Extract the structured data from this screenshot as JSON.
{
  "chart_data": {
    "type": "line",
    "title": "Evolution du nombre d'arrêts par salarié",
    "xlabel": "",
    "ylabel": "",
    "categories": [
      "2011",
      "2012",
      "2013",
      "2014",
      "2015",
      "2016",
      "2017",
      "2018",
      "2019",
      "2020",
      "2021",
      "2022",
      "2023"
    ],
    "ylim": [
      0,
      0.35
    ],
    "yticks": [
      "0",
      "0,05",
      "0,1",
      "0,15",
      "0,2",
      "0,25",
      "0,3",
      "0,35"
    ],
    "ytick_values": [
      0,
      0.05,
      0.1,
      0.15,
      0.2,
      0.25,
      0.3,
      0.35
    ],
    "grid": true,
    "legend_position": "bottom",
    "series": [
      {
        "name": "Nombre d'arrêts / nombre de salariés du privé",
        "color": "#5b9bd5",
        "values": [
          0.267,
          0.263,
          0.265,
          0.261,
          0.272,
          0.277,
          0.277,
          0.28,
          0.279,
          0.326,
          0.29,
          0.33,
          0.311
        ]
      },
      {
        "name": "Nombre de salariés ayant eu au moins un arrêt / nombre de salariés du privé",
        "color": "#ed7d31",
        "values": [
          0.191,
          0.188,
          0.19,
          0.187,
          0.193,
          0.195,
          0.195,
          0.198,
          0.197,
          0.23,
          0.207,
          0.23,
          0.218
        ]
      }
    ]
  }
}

● **Problem description**
Your task is to reproduce the whole listing exactly.

● **Response to the exercise**
Extract the structured data from this screenshot as JSON.
{
  "chart_data": {
    "type": "line",
    "title": "Evolution du nombre d'arrêts par salarié",
    "xlabel": "",
    "ylabel": "",
    "categories": [
      "2011",
      "2012",
      "2013",
      "2014",
      "2015",
      "2016",
      "2017",
      "2018",
      "2019",
      "2020",
      "2021",
      "2022",
      "2023"
    ],
    "ylim": [
      0,
      0.35
    ],
    "yticks": [
      "0",
      "0,05",
      "0,1",
      "0,15",
      "0,2",
      "0,25",
      "0,3",
      "0,35"
    ],
    "ytick_values": [
      0,
      0.05,
      0.1,
      0.15,
      0.2,
      0.25,
      0.3,
      0.35
    ],
    "grid": true,
    "legend_position": "bottom",
    "series": [
      {
        "name": "Nombre d'arrêts / nombre de salariés du privé",
        "color": "#5b9bd5",
        "values": [
          0.267,
          0.263,
          0.265,
          0.261,
          0.272,
          0.277,
          0.277,
          0.28,
          0.279,
          0.326,
          0.29,
          0.33,
          0.311
        ]
      },
      {
        "name": "Nombre de salariés ayant eu au moins un arrêt / nombre de salariés du privé",
        "color": "#ed7d31",
        "values": [
          0.191,
          0.188,
          0.19,
          0.187,
          0.193,
          0.195,
          0.195,
          0.198,
          0.197,
          0.23,
          0.207,
          0.23,
          0.218
        ]
      }
    ]
  }
}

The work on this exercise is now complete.